[Figure content listings]
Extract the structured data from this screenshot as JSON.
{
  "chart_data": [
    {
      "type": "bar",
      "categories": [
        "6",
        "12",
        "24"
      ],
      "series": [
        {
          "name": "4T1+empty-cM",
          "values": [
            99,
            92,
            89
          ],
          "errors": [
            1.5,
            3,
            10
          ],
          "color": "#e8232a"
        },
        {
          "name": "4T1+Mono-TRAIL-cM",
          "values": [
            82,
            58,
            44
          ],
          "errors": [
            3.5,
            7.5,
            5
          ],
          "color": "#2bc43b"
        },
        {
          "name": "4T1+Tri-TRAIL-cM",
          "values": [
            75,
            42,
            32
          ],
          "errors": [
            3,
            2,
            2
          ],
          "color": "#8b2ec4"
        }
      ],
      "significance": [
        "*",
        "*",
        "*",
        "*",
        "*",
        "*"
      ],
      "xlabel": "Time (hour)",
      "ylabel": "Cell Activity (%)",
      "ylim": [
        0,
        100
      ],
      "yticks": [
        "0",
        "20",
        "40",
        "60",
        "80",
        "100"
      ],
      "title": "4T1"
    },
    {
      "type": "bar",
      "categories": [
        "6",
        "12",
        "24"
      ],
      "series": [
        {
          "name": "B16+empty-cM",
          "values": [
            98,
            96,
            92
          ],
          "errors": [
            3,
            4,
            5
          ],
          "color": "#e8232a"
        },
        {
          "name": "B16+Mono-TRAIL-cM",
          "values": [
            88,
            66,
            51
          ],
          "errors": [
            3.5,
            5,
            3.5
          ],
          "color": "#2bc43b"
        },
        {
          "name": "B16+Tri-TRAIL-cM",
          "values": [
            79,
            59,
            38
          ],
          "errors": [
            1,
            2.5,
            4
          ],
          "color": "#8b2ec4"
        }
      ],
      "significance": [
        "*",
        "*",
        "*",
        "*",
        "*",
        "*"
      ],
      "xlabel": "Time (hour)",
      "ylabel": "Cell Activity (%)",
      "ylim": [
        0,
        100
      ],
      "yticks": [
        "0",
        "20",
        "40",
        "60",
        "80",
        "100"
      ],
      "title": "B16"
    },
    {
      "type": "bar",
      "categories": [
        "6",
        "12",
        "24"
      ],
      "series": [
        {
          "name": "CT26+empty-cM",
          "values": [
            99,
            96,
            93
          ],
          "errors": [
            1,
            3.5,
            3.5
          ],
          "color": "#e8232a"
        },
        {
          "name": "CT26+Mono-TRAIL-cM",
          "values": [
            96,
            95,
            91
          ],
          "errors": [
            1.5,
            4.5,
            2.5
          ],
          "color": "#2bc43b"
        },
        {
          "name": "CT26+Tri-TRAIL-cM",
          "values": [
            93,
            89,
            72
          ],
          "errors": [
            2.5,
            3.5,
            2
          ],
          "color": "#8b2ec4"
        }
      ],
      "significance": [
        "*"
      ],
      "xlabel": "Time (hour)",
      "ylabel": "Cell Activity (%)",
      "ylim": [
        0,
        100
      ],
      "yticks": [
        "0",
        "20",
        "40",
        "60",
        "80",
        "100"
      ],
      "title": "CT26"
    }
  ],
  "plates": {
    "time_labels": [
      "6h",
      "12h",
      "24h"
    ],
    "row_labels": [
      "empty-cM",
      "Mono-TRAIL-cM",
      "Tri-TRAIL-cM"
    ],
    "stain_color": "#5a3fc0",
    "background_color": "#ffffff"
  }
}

REQUIRED WORK:
Repeat the data exactly. Leave nothing out.

RESPONSE TO THIS TASK:
Extract the structured data from this screenshot as JSON.
{
  "chart_data": [
    {
      "type": "bar",
      "categories": [
        "6",
        "12",
        "24"
      ],
      "series": [
        {
          "name": "4T1+empty-cM",
          "values": [
            99,
            92,
            89
          ],
          "errors": [
            1.5,
            3,
            10
          ],
          "color": "#e8232a"
        },
        {
          "name": "4T1+Mono-TRAIL-cM",
          "values": [
            82,
            58,
            44
          ],
          "errors": [
            3.5,
            7.5,
            5
          ],
          "color": "#2bc43b"
        },
        {
          "name": "4T1+Tri-TRAIL-cM",
          "values": [
            75,
            42,
            32
          ],
          "errors": [
            3,
            2,
            2
          ],
          "color": "#8b2ec4"
        }
      ],
      "significance": [
        "*",
        "*",
        "*",
        "*",
        "*",
        "*"
      ],
      "xlabel": "Time (hour)",
      "ylabel": "Cell Activity (%)",
      "ylim": [
        0,
        100
      ],
      "yticks": [
        "0",
        "20",
        "40",
        "60",
        "80",
        "100"
      ],
      "title": "4T1"
    },
    {
      "type": "bar",
      "categories": [
        "6",
        "12",
        "24"
      ],
      "series": [
        {
          "name": "B16+empty-cM",
          "values": [
            98,
            96,
            92
          ],
          "errors": [
            3,
            4,
            5
          ],
          "color": "#e8232a"
        },
        {
          "name": "B16+Mono-TRAIL-cM",
          "values": [
            88,
            66,
            51
          ],
          "errors": [
            3.5,
            5,
            3.5
          ],
          "color": "#2bc43b"
        },
        {
          "name": "B16+Tri-TRAIL-cM",
          "values": [
            79,
            59,
            38
          ],
          "errors": [
            1,
            2.5,
            4
          ],
          "color": "#8b2ec4"
        }
      ],
      "significance": [
        "*",
        "*",
        "*",
        "*",
        "*",
        "*"
      ],
      "xlabel": "Time (hour)",
      "ylabel": "Cell Activity (%)",
      "ylim": [
        0,
        100
      ],
      "yticks": [
        "0",
        "20",
        "40",
        "60",
        "80",
        "100"
      ],
      "title": "B16"
    },
    {
      "type": "bar",
      "categories": [
        "6",
        "12",
        "24"
      ],
      "series": [
        {
          "name": "CT26+empty-cM",
          "values": [
            99,
            96,
            93
          ],
          "errors": [
            1,
            3.5,
            3.5
          ],
          "color": "#e8232a"
        },
        {
          "name": "CT26+Mono-TRAIL-cM",
          "values": [
            96,
            95,
            91
          ],
          "errors": [
            1.5,
            4.5,
            2.5
          ],
          "color": "#2bc43b"
        },
        {
          "name": "CT26+Tri-TRAIL-cM",
          "values": [
            93,
            89,
            72
          ],
          "errors": [
            2.5,
            3.5,
            2
          ],
          "color": "#8b2ec4"
        }
      ],
      "significance": [
        "*"
      ],
      "xlabel": "Time (hour)",
      "ylabel": "Cell Activity (%)",
      "ylim": [
        0,
        100
      ],
      "yticks": [
        "0",
        "20",
        "40",
        "60",
        "80",
        "100"
      ],
      "title": "CT26"
    }
  ],
  "plates": {
    "time_labels": [
      "6h",
      "12h",
      "24h"
    ],
    "row_labels": [
      "empty-cM",
      "Mono-TRAIL-cM",
      "Tri-TRAIL-cM"
    ],
    "stain_color": "#5a3fc0",
    "background_color": "#ffffff"
  }
}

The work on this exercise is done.